=== PROVIDED RECORDS ===
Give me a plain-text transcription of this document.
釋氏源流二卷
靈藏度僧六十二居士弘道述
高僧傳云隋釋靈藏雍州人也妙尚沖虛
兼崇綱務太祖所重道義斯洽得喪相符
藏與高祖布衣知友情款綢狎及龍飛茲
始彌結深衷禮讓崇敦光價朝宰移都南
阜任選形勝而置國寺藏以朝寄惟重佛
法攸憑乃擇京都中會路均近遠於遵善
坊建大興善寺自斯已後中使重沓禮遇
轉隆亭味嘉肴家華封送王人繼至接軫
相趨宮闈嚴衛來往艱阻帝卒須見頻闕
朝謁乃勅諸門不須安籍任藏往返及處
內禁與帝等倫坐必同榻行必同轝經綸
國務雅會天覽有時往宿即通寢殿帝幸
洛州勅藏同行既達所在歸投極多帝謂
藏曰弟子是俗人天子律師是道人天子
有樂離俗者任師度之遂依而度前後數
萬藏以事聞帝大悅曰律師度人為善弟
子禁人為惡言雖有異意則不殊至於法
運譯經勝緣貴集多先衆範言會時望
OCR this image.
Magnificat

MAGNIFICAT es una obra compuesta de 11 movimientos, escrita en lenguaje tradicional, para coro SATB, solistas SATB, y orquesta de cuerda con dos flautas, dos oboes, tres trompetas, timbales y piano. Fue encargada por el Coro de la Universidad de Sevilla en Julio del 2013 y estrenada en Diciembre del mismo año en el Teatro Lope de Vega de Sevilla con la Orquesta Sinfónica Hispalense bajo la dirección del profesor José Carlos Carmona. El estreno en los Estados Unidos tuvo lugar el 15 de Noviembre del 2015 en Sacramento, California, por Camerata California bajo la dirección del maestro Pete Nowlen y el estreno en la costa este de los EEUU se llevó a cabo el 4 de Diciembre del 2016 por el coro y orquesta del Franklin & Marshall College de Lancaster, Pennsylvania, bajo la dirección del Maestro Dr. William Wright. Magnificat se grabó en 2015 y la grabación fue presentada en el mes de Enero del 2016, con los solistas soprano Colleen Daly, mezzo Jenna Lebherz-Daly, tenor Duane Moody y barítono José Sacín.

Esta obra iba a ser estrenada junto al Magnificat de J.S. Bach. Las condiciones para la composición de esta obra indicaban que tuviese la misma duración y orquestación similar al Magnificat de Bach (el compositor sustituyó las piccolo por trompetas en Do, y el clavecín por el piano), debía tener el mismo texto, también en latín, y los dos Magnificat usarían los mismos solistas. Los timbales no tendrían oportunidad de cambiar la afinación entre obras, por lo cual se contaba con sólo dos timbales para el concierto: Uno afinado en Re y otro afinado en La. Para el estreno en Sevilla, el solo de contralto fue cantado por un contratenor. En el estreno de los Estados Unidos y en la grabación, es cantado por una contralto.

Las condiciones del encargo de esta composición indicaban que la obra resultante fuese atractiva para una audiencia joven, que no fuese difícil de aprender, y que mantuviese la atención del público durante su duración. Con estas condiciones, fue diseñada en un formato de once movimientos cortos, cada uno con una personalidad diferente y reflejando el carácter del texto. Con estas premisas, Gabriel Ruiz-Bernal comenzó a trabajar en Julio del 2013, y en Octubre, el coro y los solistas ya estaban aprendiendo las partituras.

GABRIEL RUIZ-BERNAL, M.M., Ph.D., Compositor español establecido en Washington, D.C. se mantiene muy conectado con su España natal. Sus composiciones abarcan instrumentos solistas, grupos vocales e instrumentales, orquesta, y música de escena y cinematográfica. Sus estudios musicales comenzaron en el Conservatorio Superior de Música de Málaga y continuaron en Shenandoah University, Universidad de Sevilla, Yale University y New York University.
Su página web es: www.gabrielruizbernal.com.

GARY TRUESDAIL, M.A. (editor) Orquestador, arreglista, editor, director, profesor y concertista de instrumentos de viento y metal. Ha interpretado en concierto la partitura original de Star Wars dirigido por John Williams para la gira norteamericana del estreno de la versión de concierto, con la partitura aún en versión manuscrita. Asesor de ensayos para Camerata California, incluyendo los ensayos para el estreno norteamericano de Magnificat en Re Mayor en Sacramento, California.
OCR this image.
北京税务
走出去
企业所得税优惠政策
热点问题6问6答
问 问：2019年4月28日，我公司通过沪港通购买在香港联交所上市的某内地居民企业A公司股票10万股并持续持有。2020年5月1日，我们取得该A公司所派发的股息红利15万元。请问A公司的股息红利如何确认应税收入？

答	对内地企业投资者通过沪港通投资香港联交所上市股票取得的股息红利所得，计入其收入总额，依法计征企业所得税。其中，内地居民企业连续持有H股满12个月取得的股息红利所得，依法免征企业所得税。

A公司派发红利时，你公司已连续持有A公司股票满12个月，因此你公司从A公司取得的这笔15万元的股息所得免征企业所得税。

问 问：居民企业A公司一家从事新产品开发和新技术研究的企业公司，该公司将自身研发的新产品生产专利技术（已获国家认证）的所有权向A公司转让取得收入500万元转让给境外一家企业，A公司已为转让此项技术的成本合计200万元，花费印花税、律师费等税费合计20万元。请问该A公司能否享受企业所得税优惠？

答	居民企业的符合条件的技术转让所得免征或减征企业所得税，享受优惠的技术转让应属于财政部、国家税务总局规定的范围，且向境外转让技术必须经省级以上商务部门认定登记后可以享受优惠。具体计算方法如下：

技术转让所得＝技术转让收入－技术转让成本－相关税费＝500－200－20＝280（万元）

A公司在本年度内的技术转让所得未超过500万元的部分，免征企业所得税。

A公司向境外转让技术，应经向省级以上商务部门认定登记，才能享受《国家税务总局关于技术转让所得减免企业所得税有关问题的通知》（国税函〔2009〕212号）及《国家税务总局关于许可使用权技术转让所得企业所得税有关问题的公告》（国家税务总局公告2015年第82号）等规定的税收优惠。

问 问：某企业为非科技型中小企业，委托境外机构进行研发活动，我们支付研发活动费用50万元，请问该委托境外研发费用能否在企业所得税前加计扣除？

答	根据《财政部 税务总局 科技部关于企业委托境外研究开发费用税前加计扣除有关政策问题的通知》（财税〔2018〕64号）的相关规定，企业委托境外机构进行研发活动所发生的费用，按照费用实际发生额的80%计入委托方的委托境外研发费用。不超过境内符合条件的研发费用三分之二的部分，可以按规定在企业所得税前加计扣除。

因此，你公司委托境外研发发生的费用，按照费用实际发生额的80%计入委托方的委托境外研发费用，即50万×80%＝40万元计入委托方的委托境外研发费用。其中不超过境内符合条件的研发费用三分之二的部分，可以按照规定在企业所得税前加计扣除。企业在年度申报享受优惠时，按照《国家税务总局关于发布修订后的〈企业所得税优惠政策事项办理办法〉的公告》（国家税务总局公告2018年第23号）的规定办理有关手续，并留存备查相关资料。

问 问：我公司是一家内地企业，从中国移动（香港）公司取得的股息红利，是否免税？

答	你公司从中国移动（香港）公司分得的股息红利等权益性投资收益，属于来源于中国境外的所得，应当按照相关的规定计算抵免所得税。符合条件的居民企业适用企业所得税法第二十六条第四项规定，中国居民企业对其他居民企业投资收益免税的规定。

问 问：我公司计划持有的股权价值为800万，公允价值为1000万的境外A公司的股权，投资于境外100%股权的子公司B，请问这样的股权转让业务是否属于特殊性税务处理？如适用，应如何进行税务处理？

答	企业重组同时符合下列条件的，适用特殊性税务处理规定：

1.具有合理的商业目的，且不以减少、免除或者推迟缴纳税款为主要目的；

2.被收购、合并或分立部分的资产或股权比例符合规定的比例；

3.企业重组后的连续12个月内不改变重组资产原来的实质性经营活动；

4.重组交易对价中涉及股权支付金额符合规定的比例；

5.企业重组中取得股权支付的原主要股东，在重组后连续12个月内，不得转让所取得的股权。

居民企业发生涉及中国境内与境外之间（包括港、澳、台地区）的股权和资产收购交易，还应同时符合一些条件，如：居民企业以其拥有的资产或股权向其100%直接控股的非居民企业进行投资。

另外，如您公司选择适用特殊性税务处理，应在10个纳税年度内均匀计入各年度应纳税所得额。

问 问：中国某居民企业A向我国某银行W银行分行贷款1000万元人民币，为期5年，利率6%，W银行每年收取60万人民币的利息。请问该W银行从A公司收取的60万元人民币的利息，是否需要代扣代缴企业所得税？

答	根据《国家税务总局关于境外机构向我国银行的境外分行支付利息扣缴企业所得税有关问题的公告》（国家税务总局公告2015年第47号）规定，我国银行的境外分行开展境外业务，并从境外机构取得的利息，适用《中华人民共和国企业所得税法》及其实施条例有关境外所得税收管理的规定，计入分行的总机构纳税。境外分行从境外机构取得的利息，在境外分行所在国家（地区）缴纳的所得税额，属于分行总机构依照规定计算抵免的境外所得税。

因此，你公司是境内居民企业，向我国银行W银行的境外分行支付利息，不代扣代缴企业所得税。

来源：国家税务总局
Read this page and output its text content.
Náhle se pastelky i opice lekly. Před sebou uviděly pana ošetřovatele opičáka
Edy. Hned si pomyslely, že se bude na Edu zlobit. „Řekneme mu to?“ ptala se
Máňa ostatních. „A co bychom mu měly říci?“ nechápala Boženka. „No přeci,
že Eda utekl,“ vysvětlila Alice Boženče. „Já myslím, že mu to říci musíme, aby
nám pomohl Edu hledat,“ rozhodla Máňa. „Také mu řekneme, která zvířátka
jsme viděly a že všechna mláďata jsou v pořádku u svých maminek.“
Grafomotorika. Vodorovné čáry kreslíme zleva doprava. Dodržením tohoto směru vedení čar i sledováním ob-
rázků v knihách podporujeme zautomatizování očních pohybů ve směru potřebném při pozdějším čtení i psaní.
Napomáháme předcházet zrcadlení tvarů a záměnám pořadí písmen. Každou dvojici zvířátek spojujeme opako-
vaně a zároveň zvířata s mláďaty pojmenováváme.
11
===
- PROBLEM TO WORK ON:
Using the material above, work out how many lines contain the string "composición". Give that number alone.

- EXERCISE ANSWER:
2